# [Work instructions]
Gather, from the listing beneath this task, every line holding the string "triangle".

# [Collected data entries]
[START]

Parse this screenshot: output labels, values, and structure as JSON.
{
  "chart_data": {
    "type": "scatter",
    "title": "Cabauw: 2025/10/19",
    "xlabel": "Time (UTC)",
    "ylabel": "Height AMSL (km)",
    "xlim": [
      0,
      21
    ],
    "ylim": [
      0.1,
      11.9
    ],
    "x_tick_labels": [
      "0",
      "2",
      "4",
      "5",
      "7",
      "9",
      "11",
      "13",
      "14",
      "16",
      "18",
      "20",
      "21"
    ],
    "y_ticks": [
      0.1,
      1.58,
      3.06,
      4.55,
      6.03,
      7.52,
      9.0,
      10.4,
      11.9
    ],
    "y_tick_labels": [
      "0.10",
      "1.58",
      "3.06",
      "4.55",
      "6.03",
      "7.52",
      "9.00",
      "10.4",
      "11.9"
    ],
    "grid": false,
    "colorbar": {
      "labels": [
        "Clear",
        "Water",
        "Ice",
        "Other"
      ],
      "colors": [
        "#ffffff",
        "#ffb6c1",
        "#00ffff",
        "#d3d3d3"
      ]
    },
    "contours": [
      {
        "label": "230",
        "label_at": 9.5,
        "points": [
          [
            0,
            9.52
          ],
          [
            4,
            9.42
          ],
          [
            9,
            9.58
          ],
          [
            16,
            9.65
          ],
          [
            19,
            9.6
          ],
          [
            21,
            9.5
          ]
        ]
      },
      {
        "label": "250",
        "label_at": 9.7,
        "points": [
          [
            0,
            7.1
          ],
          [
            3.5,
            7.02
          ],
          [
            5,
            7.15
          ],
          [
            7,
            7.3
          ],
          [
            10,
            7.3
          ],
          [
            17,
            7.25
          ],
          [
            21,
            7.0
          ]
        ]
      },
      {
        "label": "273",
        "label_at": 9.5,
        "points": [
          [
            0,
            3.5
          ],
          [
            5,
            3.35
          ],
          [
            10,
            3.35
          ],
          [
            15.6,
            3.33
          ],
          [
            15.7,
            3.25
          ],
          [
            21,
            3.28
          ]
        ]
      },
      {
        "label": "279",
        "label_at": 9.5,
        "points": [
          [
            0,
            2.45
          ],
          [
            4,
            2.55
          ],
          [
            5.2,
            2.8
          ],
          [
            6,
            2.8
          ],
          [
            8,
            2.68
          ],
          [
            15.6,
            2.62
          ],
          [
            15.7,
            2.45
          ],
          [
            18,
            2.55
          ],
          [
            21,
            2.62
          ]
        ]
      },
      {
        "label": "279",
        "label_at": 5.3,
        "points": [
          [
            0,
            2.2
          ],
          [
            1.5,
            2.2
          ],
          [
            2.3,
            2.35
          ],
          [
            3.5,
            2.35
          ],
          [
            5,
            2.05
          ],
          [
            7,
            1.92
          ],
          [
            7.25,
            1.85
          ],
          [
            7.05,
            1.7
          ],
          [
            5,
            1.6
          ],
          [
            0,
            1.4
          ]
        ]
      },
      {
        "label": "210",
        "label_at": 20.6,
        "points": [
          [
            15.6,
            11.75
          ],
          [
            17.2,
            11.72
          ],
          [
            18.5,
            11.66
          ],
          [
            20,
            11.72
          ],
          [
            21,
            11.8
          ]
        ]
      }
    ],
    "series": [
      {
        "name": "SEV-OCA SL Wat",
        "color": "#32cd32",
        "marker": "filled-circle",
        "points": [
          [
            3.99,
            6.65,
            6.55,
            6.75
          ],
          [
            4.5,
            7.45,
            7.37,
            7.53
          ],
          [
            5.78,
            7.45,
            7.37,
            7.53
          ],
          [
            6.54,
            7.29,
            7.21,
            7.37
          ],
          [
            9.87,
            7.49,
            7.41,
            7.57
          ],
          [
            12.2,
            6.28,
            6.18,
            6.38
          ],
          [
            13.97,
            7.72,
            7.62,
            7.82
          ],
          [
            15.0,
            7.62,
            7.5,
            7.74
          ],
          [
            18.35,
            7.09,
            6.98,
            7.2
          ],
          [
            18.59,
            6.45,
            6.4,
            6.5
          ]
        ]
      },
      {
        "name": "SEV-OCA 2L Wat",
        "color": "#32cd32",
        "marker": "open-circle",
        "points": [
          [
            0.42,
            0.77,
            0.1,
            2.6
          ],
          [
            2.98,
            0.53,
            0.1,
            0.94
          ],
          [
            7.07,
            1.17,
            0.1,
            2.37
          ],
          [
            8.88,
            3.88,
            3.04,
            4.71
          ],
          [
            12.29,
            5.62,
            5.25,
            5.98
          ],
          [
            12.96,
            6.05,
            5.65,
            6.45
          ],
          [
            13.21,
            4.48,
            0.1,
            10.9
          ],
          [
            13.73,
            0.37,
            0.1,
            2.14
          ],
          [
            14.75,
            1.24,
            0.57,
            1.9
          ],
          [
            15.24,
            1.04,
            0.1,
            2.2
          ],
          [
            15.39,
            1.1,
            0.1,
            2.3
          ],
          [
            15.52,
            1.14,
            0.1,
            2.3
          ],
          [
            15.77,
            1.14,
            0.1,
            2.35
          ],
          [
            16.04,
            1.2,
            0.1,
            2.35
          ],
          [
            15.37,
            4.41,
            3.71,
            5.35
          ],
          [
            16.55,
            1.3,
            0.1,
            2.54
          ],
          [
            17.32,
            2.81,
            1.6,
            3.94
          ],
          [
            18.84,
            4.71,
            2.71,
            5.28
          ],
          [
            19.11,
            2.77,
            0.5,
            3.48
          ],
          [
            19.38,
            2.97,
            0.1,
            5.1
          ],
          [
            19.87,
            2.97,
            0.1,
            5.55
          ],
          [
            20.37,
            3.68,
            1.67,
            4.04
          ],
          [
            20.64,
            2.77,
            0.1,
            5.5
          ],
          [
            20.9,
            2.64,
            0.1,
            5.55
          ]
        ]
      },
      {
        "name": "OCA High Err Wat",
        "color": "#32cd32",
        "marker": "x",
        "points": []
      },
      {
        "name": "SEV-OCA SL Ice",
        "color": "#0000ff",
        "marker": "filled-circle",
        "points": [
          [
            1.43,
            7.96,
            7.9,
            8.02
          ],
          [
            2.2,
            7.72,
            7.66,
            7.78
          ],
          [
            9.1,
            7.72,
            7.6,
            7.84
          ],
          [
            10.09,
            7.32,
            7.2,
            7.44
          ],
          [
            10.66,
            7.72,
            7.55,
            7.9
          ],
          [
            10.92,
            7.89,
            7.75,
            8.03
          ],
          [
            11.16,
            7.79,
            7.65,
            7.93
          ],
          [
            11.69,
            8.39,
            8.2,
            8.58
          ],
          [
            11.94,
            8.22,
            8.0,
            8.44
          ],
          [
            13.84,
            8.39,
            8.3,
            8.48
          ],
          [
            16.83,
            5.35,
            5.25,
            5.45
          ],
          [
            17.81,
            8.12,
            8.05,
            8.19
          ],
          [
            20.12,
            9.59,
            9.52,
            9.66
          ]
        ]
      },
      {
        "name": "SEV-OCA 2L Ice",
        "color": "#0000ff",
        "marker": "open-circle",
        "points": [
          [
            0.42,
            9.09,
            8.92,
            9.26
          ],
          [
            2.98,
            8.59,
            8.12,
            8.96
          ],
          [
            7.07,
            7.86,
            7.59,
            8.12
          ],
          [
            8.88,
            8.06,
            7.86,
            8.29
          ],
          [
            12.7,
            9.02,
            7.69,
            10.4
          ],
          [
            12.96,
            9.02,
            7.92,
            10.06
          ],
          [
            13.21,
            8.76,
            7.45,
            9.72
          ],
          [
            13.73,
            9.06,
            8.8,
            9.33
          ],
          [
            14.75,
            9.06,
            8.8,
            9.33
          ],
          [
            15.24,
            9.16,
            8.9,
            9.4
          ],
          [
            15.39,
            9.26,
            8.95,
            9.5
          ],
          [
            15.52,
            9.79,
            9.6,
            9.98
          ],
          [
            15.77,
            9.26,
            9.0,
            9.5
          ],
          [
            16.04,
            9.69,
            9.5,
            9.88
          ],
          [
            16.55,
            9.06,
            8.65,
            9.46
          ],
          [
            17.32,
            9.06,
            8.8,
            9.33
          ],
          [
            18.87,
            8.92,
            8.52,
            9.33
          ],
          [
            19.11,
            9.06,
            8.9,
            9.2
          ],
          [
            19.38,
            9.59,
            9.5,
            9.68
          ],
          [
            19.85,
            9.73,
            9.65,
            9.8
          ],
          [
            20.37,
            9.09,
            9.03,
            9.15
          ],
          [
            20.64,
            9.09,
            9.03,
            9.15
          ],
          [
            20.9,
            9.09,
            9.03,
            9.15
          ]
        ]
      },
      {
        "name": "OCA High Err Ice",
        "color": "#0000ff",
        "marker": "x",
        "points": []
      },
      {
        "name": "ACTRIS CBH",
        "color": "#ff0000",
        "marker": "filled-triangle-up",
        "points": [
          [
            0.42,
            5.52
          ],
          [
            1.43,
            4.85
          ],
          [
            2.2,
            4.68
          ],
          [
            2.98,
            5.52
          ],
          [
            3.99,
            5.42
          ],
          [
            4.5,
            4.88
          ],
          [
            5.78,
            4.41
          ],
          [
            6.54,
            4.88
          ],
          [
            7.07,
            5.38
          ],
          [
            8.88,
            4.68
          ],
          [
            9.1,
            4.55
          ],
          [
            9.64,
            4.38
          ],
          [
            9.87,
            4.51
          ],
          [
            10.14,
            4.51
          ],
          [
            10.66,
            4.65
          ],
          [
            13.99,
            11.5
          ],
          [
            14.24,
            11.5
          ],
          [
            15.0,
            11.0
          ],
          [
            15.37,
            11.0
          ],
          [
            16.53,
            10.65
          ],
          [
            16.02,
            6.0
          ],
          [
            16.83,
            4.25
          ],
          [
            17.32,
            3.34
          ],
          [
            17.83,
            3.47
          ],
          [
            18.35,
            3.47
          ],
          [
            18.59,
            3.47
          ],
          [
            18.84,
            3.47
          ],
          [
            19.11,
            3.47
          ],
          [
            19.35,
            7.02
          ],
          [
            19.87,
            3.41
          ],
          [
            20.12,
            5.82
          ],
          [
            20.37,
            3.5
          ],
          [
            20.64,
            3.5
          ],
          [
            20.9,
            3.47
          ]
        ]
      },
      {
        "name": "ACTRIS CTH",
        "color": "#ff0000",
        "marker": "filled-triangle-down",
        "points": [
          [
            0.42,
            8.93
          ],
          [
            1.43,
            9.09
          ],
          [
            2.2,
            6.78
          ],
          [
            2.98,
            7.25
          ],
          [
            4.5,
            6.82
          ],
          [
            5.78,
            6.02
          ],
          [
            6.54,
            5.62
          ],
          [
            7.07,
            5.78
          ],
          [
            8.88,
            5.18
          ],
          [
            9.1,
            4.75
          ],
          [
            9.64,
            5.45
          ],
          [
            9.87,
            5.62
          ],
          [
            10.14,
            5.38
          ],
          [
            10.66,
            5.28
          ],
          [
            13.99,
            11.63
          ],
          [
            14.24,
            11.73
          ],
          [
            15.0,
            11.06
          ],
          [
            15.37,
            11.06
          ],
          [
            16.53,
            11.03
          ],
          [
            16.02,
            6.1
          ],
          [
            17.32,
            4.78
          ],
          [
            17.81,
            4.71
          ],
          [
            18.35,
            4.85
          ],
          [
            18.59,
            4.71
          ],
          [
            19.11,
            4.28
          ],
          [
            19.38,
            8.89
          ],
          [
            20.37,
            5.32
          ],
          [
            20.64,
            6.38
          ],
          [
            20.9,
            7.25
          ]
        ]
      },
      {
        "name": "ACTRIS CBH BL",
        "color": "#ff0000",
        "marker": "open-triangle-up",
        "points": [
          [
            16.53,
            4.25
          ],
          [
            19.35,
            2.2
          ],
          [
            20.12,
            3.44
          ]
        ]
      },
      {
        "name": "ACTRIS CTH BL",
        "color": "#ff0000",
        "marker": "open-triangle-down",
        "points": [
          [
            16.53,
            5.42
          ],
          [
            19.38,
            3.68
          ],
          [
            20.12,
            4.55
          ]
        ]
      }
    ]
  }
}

[END]

# [Exercise response]
        "marker": "filled-triangle-up",
        "marker": "filled-triangle-down",
        "marker": "open-triangle-up",
        "marker": "open-triangle-down",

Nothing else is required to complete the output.